▶ **RECORDS TO PROCESS**:
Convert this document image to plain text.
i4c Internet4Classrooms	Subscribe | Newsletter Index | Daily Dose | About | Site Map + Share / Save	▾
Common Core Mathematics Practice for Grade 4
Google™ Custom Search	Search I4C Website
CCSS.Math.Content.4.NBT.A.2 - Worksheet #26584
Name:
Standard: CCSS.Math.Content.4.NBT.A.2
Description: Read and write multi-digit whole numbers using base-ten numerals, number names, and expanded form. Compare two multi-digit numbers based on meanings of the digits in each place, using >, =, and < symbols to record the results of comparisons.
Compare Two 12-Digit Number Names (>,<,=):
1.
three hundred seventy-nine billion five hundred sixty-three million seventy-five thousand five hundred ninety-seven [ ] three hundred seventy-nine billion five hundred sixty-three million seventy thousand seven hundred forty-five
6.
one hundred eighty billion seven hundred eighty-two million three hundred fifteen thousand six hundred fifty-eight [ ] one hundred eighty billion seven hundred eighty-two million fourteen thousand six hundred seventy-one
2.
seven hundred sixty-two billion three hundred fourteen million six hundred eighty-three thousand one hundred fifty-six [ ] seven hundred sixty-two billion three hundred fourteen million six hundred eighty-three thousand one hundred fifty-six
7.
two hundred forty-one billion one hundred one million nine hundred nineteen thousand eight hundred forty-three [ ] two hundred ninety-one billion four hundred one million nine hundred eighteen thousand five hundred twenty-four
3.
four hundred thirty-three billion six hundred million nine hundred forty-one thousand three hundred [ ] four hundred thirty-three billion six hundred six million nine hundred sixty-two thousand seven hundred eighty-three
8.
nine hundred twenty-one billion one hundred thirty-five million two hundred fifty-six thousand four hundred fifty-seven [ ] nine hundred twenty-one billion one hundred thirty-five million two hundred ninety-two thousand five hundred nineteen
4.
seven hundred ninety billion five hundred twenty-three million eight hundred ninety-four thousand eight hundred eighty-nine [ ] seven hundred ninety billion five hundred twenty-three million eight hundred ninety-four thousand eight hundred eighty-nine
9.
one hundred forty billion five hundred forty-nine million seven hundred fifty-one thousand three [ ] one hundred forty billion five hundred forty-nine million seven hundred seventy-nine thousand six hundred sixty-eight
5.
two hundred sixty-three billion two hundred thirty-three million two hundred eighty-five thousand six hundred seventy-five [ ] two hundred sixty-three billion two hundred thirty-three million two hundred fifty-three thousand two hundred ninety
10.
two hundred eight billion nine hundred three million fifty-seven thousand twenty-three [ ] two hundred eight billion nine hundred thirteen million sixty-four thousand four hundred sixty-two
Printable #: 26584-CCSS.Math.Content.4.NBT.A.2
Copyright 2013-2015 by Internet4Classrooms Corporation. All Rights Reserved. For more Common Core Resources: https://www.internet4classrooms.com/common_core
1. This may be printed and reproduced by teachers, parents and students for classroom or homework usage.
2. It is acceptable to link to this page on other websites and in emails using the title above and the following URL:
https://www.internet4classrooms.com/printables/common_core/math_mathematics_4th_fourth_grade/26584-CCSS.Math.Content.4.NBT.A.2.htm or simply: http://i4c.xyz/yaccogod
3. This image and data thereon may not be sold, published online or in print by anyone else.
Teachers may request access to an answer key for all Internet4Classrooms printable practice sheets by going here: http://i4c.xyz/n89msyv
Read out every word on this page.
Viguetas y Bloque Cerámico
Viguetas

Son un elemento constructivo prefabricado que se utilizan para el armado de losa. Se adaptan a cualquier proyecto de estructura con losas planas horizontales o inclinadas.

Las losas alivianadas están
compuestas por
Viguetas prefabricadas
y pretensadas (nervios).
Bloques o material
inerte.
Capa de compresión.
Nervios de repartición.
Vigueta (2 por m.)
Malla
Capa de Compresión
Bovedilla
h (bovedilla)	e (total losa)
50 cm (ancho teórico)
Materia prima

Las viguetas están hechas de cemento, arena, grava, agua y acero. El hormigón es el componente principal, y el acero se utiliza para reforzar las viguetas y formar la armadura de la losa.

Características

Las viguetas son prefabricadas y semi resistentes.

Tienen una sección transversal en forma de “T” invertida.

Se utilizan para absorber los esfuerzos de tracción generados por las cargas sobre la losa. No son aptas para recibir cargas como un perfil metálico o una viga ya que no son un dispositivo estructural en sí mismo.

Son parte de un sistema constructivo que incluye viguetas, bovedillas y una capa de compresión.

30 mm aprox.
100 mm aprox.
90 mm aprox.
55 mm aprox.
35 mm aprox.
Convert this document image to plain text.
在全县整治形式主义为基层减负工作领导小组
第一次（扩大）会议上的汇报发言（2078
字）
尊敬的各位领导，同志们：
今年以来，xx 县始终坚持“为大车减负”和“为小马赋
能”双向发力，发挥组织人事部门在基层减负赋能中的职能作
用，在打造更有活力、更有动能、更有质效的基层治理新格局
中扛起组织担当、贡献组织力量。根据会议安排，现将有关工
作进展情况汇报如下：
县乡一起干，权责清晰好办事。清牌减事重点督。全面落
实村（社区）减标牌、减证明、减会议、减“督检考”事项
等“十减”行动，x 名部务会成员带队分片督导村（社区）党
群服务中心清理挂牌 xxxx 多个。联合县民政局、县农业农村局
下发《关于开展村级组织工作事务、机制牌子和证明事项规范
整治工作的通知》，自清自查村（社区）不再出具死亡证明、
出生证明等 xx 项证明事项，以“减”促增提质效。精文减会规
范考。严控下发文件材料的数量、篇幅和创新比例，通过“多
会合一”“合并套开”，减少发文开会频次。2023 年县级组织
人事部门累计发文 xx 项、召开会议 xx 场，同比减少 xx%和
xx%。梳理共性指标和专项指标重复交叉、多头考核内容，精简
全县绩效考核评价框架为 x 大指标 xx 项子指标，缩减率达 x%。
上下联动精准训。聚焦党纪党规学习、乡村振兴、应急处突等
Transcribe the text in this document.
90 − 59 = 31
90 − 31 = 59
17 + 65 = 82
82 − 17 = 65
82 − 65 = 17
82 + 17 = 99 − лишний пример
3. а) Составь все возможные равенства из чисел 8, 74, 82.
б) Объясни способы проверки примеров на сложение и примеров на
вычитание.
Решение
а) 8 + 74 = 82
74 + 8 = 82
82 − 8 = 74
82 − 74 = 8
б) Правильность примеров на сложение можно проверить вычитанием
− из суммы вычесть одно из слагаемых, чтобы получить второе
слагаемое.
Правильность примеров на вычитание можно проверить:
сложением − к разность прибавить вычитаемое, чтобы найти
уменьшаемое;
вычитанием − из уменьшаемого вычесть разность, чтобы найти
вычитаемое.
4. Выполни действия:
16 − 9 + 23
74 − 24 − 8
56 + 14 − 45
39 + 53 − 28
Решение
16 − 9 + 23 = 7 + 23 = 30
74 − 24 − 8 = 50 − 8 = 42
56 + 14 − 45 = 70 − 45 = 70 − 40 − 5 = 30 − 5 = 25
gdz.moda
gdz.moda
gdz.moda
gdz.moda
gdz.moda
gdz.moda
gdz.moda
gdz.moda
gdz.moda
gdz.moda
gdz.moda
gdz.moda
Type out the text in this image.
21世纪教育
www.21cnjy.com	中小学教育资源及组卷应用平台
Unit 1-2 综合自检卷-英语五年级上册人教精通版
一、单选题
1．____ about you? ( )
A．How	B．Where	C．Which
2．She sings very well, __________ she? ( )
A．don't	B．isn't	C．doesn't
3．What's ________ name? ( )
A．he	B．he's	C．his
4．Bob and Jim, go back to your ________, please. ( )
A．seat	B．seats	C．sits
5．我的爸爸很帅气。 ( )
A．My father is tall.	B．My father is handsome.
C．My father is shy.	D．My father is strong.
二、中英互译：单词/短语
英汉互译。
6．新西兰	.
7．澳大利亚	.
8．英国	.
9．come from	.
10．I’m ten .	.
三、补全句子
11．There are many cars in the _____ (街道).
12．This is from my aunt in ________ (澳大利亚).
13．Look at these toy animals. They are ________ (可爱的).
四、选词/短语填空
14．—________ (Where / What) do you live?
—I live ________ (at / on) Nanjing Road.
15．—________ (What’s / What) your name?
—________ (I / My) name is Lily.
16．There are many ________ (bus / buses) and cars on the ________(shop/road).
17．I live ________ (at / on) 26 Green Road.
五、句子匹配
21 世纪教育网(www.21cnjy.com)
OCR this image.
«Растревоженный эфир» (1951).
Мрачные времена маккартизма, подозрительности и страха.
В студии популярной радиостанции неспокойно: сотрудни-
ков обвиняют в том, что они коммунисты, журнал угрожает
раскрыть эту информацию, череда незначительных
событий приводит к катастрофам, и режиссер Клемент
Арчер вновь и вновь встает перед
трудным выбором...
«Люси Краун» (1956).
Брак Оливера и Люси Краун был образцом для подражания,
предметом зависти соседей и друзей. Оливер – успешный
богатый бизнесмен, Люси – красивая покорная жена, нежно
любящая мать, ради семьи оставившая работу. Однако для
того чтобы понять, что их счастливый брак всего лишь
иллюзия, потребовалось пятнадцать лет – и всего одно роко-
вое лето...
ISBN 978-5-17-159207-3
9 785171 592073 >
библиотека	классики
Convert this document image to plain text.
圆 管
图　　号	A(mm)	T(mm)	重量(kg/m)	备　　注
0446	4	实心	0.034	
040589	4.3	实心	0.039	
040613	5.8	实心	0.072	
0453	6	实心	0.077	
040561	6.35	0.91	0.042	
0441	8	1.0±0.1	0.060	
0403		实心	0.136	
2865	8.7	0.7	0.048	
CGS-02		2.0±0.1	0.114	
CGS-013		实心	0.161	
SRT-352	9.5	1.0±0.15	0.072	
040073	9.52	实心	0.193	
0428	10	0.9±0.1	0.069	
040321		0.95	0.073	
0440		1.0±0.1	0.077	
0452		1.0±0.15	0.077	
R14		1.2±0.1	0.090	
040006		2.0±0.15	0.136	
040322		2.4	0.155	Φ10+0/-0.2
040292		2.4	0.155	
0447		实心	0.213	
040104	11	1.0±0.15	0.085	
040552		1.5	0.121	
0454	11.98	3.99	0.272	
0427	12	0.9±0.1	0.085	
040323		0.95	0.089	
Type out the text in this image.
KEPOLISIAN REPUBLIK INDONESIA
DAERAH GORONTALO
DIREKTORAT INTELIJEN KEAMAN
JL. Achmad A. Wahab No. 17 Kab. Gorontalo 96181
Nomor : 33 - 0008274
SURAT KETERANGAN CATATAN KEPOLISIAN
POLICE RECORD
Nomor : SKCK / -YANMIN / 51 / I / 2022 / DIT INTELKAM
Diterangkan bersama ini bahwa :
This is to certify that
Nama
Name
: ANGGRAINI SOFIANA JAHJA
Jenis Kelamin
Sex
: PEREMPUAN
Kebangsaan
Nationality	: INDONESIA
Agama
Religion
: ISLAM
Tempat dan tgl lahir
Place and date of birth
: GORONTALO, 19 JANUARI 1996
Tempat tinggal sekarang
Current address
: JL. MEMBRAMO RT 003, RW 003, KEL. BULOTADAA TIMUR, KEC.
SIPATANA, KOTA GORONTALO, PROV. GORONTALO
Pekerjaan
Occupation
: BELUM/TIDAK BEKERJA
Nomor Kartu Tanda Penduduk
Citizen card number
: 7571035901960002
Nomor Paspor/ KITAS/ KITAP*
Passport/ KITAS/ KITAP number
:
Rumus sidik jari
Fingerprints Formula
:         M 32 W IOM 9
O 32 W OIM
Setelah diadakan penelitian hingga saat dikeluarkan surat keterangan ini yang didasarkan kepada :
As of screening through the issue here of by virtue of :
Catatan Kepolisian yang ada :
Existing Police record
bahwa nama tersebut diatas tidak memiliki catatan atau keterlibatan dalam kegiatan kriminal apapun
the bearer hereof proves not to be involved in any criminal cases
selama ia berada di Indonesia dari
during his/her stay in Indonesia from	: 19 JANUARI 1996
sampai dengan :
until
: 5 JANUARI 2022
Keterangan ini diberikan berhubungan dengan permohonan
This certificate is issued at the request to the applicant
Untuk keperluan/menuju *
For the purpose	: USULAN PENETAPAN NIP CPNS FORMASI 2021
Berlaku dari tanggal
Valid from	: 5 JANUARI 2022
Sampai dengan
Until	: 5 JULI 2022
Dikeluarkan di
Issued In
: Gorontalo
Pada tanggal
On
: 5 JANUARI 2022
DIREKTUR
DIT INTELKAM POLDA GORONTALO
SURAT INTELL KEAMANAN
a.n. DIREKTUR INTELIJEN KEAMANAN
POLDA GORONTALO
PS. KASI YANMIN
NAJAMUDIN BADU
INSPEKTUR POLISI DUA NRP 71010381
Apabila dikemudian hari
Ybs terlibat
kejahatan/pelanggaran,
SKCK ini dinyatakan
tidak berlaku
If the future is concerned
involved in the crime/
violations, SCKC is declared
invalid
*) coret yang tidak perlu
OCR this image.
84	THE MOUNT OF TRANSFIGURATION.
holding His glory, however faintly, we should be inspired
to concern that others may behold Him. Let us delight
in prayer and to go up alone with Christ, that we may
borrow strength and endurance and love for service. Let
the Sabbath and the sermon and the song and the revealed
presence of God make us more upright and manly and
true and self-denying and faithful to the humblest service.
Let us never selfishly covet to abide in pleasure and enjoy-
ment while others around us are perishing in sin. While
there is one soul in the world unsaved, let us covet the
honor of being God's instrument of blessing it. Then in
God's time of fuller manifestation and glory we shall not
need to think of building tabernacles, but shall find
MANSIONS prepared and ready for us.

▶ **EXERCISE INSTRUCTIONS**:
Find "utilizan". Copy every line it occurs in.

▶ **TASK SOLUTION**:
Son un elemento constructivo prefabricado que se utilizan para el armado de losa. Se adaptan a cualquier proyecto de estructura con losas planas horizontales o inclinadas.
Se utilizan para absorber los esfuerzos de tracción generados por las cargas sobre la losa. No son aptas para recibir cargas como un perfil metálico o una viga ya que no son un dispositivo estructural en sí mismo.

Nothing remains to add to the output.